__Written exercise__. In the material, from the line with "print-icon (143, 198, 158, 212)" up to and including the line with "share-toolbar: Print Email", swap "top-story-link" for "story-link" and give those lines again with nothing else changed.

[Annotated region listings]
----------------

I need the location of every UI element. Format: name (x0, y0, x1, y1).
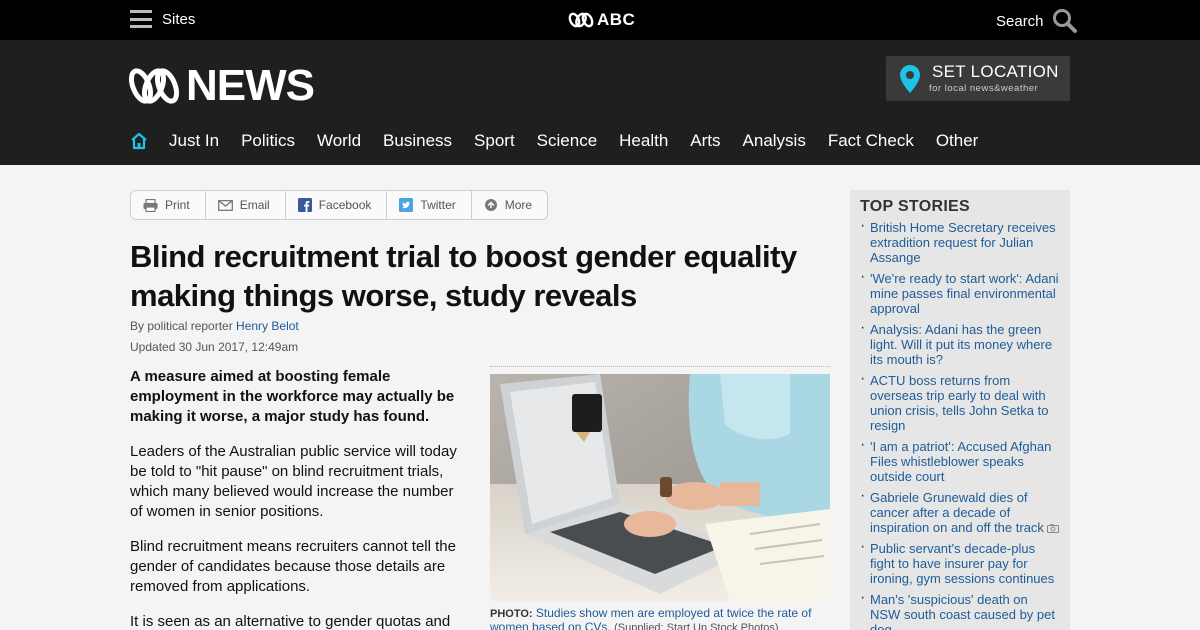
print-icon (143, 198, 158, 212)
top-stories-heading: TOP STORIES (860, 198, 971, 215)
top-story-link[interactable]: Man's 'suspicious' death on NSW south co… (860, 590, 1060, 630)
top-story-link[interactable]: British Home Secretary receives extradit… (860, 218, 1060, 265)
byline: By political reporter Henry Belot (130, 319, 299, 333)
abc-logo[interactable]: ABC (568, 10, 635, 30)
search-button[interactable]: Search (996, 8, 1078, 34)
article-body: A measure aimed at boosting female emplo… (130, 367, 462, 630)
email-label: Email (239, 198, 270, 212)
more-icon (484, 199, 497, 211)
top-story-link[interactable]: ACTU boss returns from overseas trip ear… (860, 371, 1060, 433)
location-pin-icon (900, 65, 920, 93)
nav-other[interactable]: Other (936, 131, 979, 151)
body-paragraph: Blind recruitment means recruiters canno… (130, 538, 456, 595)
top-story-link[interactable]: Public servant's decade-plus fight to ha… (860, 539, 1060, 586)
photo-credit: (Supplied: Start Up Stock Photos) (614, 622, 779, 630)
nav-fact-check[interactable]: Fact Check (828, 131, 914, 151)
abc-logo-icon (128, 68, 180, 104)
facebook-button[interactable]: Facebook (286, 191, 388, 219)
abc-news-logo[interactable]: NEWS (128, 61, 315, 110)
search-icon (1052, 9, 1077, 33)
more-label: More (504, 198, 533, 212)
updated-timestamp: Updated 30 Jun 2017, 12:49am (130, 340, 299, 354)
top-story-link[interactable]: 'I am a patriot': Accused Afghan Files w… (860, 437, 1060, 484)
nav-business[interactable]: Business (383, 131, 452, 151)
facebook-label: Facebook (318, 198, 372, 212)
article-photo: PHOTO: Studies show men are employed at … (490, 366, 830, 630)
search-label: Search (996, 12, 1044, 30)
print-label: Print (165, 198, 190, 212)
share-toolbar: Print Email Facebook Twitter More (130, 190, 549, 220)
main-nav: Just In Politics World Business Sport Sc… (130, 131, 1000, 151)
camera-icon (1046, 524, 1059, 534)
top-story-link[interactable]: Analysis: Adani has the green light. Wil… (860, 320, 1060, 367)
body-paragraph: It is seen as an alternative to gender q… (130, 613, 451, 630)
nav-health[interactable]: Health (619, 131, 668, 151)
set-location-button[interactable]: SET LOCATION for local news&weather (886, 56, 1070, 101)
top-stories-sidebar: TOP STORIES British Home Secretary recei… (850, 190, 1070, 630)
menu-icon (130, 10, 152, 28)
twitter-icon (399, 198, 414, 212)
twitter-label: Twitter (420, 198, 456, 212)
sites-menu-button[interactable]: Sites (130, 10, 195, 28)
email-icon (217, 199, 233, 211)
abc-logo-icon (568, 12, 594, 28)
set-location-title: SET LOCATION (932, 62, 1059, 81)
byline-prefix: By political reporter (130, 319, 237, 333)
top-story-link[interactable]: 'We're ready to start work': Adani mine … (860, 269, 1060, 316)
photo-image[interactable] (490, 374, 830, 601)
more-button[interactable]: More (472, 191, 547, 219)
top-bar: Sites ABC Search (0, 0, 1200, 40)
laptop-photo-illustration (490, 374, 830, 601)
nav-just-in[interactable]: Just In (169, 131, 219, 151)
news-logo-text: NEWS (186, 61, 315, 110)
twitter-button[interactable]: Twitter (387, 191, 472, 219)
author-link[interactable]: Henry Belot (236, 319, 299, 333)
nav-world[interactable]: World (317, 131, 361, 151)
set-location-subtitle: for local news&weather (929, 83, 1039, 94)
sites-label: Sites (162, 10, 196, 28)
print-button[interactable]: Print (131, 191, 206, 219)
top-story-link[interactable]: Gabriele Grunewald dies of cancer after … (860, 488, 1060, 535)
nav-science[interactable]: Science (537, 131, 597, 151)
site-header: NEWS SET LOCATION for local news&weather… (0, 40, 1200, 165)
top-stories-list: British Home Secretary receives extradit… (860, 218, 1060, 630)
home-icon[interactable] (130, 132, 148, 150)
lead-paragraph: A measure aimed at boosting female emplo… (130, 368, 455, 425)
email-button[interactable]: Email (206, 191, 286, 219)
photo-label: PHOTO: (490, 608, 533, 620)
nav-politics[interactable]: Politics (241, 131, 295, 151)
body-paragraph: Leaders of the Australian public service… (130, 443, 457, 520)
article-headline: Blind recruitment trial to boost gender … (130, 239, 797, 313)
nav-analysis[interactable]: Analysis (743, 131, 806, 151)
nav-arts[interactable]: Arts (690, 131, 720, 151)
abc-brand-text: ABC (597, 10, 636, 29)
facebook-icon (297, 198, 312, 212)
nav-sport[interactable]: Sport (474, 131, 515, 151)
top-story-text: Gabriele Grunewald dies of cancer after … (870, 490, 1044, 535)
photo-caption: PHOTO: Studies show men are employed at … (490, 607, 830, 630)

----------------

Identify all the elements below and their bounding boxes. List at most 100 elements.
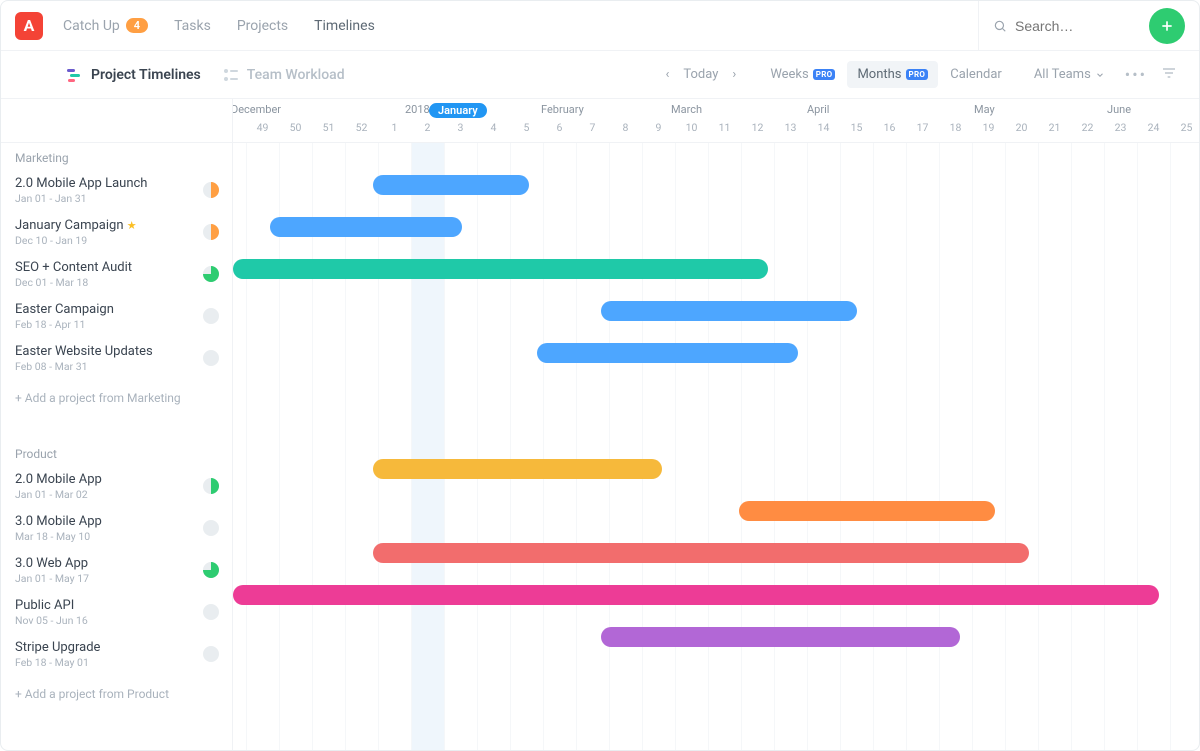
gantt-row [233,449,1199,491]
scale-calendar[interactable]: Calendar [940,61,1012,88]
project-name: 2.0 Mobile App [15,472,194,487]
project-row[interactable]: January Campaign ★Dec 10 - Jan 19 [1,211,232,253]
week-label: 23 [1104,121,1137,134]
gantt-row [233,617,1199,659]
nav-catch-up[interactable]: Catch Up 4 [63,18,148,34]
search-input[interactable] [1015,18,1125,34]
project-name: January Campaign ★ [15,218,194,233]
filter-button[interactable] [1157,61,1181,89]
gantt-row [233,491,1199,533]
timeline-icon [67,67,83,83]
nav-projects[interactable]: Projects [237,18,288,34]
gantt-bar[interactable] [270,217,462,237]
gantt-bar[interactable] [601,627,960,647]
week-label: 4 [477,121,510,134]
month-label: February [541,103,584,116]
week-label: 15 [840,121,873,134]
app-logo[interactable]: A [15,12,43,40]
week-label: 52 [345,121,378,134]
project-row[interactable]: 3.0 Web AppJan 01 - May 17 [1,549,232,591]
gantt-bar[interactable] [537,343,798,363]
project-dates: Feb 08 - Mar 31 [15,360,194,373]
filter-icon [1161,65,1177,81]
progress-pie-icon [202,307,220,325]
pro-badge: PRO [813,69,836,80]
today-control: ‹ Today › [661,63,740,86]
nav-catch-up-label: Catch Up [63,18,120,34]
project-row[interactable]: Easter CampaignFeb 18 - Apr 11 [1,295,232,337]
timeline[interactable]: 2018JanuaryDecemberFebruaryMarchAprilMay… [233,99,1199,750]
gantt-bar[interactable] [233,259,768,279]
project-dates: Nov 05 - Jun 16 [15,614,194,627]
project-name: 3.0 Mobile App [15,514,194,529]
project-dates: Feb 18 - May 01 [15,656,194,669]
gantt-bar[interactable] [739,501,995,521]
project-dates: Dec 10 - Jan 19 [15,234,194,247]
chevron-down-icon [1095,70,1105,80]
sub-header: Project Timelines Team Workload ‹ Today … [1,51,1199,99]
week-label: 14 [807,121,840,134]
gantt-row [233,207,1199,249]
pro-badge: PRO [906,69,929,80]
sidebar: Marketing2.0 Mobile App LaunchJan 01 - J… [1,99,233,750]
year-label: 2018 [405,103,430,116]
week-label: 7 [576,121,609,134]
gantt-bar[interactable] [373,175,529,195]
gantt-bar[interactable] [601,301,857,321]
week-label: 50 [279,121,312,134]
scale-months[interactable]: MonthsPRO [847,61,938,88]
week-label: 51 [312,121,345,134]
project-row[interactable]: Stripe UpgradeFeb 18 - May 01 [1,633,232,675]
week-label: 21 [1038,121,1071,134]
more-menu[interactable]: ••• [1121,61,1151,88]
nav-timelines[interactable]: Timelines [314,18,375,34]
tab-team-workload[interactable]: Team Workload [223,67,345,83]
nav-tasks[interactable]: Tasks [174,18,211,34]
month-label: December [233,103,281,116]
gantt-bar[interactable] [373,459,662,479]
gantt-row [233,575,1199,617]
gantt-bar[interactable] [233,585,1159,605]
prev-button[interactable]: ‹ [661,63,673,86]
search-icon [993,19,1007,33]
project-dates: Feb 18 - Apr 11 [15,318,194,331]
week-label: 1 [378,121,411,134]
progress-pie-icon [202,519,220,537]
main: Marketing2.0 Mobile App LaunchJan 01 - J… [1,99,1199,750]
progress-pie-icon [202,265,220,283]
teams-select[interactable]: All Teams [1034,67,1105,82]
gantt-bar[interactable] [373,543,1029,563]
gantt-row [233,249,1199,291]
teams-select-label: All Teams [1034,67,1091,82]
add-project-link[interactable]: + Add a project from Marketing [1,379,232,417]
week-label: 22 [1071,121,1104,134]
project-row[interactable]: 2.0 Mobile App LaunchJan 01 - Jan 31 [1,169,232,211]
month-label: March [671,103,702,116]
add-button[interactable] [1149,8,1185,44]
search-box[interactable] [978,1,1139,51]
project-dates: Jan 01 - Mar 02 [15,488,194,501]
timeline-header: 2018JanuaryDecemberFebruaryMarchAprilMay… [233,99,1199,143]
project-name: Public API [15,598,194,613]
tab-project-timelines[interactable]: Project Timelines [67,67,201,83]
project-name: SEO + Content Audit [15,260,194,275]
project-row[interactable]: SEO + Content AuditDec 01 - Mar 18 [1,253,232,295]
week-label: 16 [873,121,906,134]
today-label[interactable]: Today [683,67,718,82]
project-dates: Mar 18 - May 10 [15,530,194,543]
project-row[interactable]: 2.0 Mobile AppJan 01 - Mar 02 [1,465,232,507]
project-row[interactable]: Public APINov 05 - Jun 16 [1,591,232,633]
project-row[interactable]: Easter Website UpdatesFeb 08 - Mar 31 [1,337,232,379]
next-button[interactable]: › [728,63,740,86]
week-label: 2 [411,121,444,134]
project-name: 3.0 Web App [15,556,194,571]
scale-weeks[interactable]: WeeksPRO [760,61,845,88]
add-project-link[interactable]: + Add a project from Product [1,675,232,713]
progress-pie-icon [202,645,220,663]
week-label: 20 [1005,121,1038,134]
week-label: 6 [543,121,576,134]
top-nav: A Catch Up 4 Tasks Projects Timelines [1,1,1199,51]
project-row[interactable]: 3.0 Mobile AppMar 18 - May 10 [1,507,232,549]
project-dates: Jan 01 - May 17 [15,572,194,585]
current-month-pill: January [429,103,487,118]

----------------

__In response__.
print-icon (143, 198, 158, 212)
top-stories-heading: TOP STORIES (860, 198, 971, 215)
story-link[interactable]: Man's 'suspicious' death on NSW south co… (860, 590, 1060, 630)
story-link[interactable]: British Home Secretary receives extradit… (860, 218, 1060, 265)
byline: By political reporter Henry Belot (130, 319, 299, 333)
abc-logo[interactable]: ABC (568, 10, 635, 30)
search-button[interactable]: Search (996, 8, 1078, 34)
article-body: A measure aimed at boosting female emplo… (130, 367, 462, 630)
email-label: Email (239, 198, 270, 212)
more-icon (484, 199, 497, 211)
story-link[interactable]: ACTU boss returns from overseas trip ear… (860, 371, 1060, 433)
location-pin-icon (900, 65, 920, 93)
nav-other[interactable]: Other (936, 131, 979, 151)
body-paragraph: Blind recruitment means recruiters canno… (130, 538, 456, 595)
story-link[interactable]: Public servant's decade-plus fight to ha… (860, 539, 1060, 586)
photo-credit: (Supplied: Start Up Stock Photos) (614, 622, 779, 630)
nav-fact-check[interactable]: Fact Check (828, 131, 914, 151)
abc-logo-icon (128, 68, 180, 104)
facebook-button[interactable]: Facebook (286, 191, 388, 219)
abc-news-logo[interactable]: NEWS (128, 61, 315, 110)
search-icon (1052, 9, 1077, 33)
more-label: More (504, 198, 533, 212)
updated-timestamp: Updated 30 Jun 2017, 12:49am (130, 340, 299, 354)
story-link[interactable]: 'I am a patriot': Accused Afghan Files w… (860, 437, 1060, 484)
nav-business[interactable]: Business (383, 131, 452, 151)
facebook-label: Facebook (318, 198, 372, 212)
article-photo: PHOTO: Studies show men are employed at … (490, 366, 830, 630)
search-label: Search (996, 12, 1044, 30)
print-label: Print (165, 198, 190, 212)
share-toolbar: Print Email Facebook Twitter More (130, 190, 549, 220)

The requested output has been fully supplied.